To do>
Copy out all lines of the records in which the word "için" appears.

Start of Records supplied

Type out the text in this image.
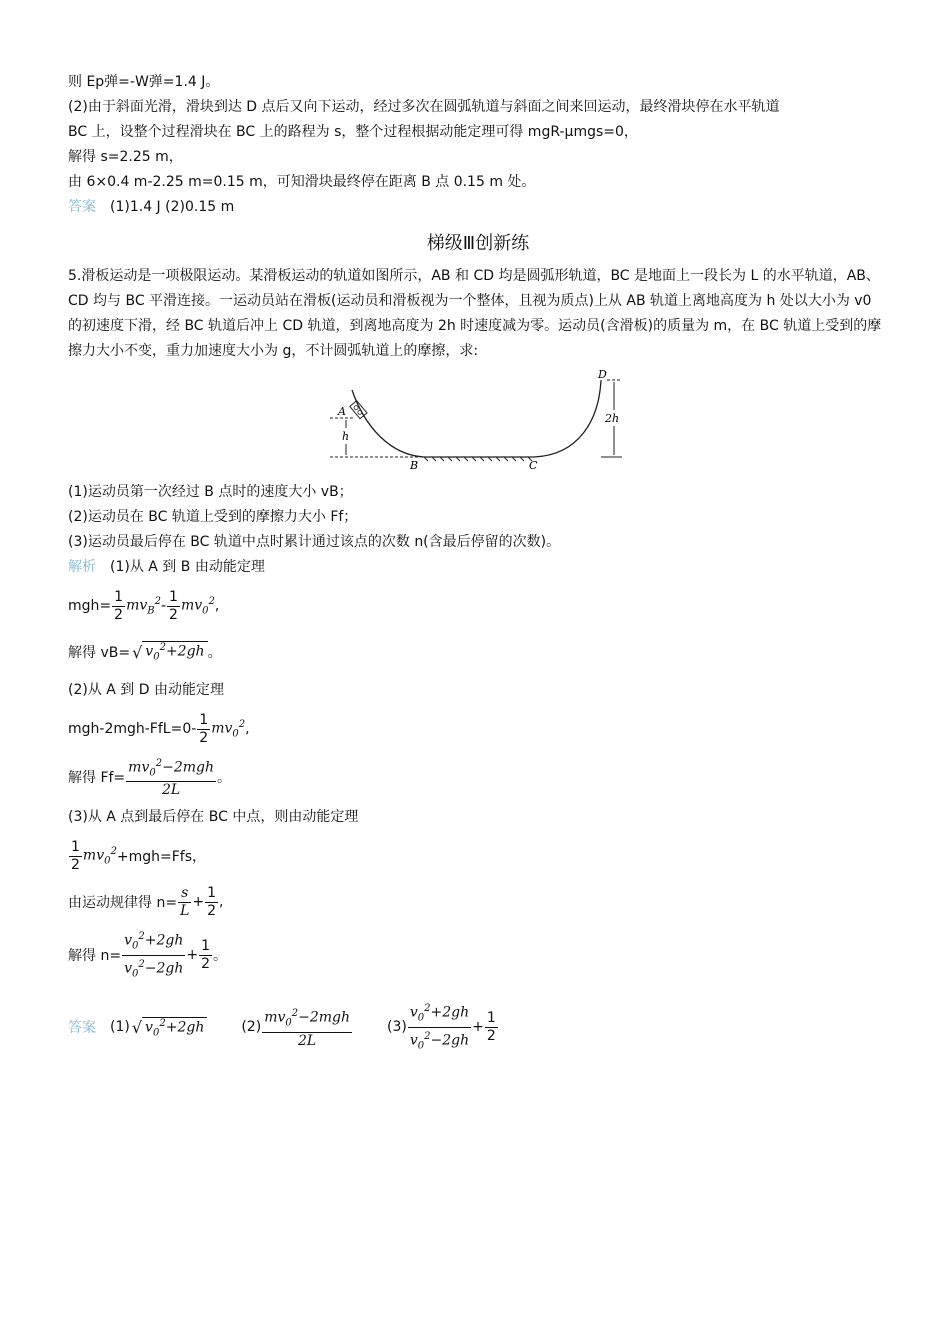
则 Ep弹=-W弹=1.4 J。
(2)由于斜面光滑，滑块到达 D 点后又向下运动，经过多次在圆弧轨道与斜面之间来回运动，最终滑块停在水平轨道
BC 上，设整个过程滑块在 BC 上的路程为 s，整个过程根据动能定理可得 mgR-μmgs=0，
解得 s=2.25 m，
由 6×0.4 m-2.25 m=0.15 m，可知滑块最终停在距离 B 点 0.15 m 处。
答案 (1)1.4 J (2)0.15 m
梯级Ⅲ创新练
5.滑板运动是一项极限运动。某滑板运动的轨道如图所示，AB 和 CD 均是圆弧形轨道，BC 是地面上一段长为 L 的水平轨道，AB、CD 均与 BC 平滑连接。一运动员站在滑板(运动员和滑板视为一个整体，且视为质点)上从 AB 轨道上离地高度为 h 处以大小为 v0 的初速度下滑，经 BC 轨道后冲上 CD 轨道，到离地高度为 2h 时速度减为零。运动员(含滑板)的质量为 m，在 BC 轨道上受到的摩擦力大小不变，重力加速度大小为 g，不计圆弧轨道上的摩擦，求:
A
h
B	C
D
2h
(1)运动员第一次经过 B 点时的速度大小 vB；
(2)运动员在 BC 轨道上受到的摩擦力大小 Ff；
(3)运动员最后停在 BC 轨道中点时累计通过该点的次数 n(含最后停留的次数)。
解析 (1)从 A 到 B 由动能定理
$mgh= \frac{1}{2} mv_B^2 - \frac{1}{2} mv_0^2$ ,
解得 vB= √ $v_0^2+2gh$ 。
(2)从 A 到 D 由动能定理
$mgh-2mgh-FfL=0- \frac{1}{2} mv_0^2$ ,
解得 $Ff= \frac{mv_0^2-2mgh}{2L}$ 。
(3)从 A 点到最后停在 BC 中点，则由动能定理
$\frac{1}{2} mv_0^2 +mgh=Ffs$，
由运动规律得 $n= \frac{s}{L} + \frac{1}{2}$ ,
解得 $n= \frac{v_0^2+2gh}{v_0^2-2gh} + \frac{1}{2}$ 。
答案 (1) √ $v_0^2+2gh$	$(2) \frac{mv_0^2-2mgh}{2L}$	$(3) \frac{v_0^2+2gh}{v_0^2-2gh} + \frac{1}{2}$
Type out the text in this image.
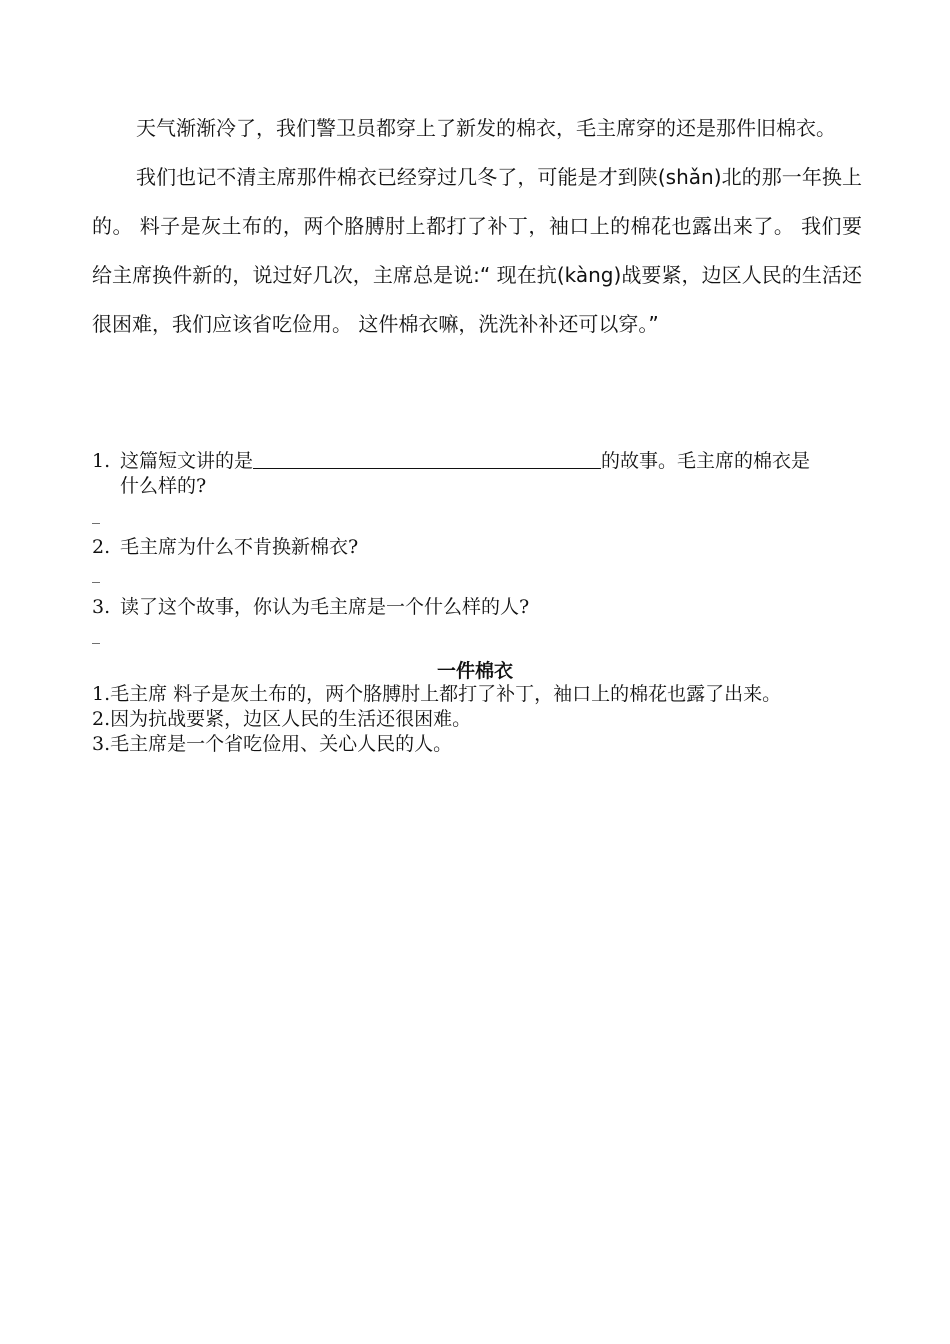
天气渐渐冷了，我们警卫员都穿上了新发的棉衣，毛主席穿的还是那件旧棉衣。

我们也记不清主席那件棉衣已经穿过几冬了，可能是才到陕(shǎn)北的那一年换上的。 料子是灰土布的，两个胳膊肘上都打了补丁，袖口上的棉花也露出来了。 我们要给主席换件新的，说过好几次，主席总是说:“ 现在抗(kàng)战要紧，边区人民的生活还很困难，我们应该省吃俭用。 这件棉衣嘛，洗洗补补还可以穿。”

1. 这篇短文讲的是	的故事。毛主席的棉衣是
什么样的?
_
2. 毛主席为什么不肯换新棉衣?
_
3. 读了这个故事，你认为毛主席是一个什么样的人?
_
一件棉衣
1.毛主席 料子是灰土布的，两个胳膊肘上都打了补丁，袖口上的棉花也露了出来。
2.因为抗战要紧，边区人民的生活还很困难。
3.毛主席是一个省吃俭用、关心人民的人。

End of Records supplied
Start of Records supplied

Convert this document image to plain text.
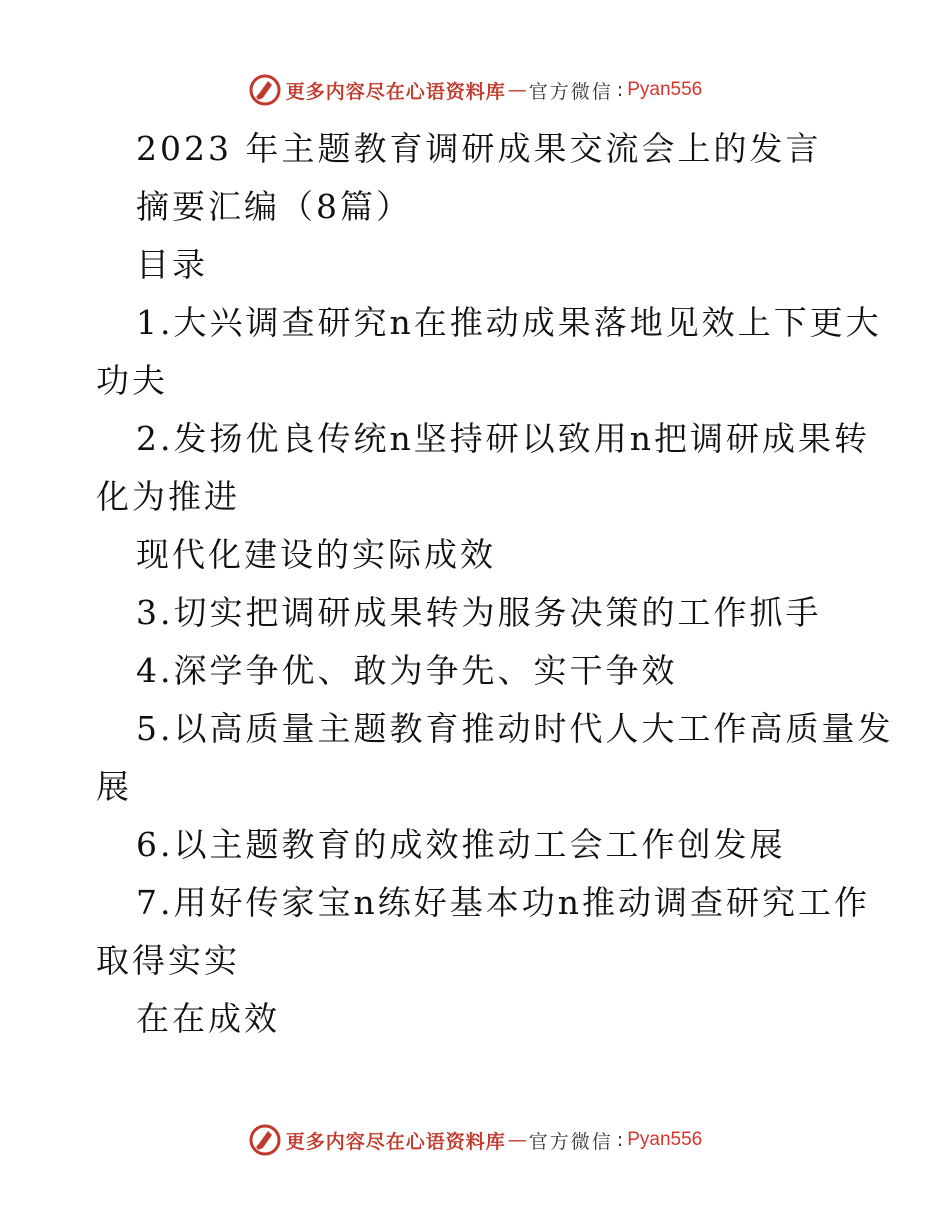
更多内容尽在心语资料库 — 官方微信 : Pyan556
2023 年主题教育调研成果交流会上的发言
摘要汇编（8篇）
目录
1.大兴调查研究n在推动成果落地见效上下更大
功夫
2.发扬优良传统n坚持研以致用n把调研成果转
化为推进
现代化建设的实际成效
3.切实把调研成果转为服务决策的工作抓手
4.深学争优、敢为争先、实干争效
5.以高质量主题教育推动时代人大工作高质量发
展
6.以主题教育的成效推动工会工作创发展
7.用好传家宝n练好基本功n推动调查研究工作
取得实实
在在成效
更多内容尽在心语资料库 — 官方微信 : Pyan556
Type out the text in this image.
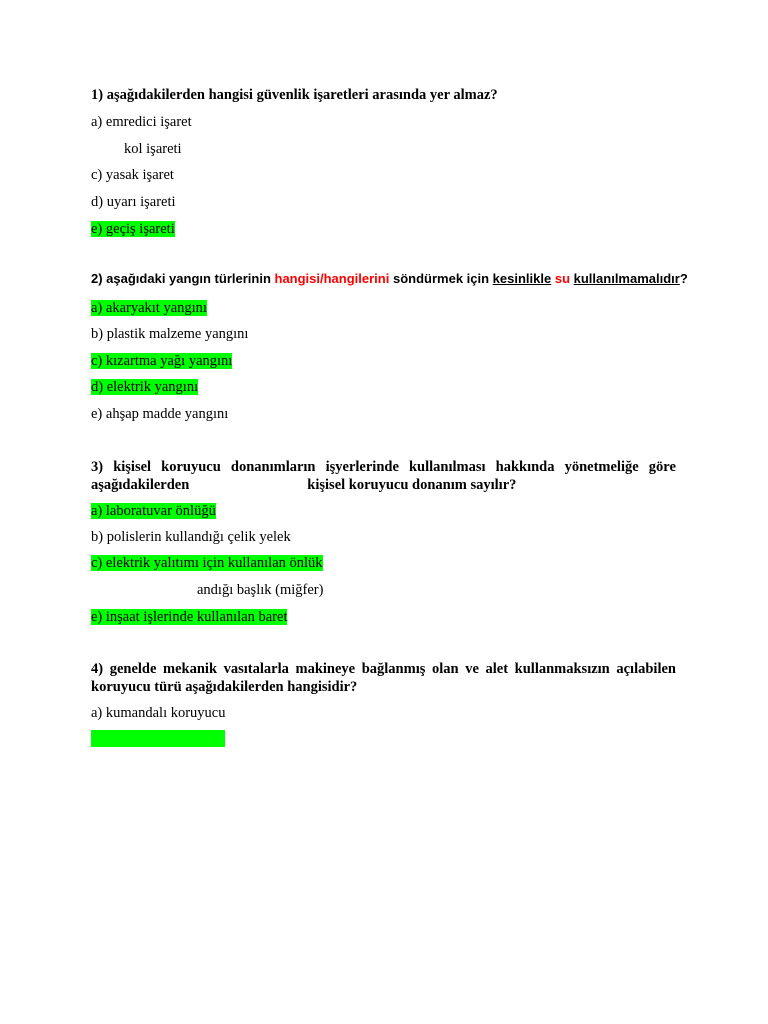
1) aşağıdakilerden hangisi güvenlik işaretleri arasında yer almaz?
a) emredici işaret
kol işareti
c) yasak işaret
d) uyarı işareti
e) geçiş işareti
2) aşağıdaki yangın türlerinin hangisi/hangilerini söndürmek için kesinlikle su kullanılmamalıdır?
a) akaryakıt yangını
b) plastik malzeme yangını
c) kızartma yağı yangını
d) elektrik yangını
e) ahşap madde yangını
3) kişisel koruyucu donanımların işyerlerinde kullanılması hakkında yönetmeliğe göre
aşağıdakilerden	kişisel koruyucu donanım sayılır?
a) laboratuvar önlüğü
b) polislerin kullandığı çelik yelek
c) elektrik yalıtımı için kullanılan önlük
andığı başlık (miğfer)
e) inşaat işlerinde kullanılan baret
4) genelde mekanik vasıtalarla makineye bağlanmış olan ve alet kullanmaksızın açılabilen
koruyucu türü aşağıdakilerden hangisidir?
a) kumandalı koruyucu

End of Records supplied
Start of Records supplied

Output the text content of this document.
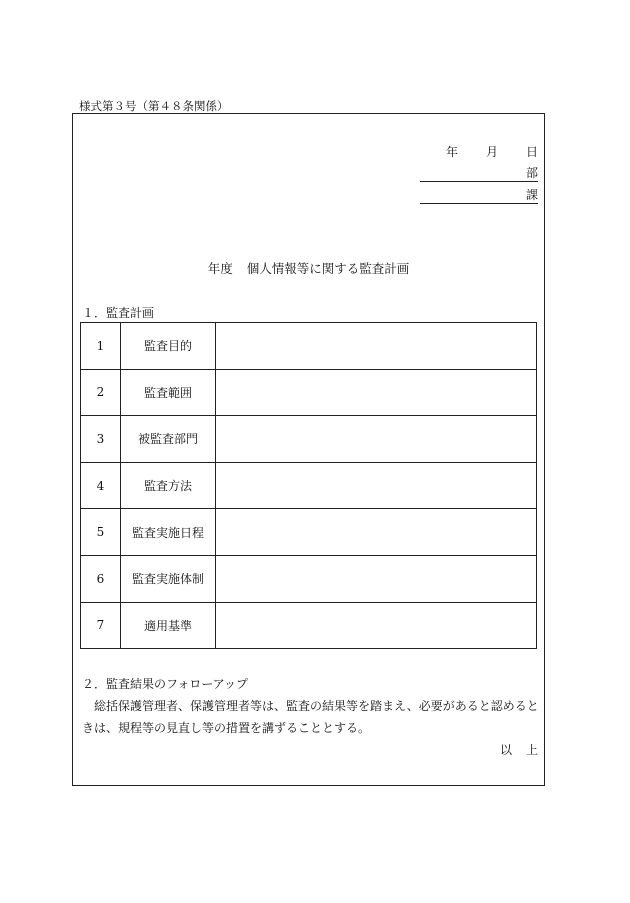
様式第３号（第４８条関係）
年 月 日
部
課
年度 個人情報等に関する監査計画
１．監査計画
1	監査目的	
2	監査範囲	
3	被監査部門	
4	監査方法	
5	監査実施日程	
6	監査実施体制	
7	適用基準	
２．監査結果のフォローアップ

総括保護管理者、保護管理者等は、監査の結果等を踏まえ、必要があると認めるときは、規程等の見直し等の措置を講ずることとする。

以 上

End of Records supplied

Solved problem>
2) aşağıdaki yangın türlerinin hangisi/hangilerini söndürmek için kesinlikle su kullanılmamalıdır?
c) elektrik yalıtımı için kullanılan önlük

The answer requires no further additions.